begin Material for this task
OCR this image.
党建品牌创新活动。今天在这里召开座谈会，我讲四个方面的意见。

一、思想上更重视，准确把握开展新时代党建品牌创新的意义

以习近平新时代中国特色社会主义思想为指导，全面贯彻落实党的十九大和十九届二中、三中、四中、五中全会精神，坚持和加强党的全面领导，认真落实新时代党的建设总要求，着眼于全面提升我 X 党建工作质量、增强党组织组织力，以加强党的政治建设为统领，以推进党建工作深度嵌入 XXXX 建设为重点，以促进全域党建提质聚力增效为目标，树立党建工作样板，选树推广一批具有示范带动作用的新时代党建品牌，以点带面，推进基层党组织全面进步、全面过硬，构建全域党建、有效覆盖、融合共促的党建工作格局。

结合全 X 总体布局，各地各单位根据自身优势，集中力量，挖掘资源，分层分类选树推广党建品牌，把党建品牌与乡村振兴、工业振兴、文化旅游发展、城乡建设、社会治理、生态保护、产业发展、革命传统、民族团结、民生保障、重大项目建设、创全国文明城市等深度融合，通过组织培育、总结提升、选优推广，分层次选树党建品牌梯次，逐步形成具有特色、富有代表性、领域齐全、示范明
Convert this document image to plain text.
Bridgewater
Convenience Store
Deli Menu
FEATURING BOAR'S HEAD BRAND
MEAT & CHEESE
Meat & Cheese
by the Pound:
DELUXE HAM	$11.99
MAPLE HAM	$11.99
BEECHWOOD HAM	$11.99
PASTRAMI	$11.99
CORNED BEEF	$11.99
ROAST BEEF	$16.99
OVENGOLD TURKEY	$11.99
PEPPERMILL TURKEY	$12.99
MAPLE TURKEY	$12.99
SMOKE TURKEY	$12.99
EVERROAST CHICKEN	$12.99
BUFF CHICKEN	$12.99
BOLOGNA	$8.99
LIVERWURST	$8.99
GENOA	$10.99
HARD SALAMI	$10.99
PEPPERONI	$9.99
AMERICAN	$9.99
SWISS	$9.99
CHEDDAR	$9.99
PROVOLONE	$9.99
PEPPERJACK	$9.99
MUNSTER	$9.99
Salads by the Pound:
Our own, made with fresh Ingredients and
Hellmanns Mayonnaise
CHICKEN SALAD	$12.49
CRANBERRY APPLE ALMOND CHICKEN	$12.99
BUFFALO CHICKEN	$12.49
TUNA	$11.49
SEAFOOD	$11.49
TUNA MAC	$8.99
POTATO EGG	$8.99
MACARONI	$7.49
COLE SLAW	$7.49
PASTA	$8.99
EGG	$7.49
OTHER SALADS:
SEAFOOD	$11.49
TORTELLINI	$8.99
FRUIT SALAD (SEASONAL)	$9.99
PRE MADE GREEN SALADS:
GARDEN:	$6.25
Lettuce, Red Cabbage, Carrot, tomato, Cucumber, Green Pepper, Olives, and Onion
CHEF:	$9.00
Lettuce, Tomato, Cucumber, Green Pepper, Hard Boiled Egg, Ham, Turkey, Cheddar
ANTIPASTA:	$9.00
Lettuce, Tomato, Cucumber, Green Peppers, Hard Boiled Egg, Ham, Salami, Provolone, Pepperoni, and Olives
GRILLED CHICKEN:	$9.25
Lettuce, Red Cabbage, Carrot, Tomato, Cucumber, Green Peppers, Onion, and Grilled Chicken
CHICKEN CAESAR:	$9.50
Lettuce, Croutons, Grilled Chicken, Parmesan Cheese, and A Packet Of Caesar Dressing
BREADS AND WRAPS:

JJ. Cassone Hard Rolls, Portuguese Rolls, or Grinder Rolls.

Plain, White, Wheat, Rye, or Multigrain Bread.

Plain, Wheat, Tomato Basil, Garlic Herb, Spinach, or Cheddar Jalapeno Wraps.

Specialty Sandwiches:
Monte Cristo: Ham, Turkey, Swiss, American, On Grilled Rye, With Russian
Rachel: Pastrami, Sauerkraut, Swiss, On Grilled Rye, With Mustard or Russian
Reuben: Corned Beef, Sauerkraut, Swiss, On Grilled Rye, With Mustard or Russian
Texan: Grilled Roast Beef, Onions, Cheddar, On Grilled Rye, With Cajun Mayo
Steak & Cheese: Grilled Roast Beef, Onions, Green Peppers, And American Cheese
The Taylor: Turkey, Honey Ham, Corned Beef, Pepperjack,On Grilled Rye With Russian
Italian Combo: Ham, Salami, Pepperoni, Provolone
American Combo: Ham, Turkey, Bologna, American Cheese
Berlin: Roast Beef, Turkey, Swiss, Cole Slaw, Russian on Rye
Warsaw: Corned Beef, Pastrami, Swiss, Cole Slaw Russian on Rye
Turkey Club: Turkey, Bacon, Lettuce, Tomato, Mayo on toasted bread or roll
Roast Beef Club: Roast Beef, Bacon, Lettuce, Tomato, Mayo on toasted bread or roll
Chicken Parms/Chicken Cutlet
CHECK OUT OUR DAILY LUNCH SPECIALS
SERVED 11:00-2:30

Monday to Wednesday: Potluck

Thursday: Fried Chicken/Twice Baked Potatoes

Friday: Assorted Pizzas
end Material for this task
* Task
Copy every line of the data that holds the string "Mustard".

* Reply
Rachel: Pastrami, Sauerkraut, Swiss, On Grilled Rye, With Mustard or Russian
Reuben: Corned Beef, Sauerkraut, Swiss, On Grilled Rye, With Mustard or Russian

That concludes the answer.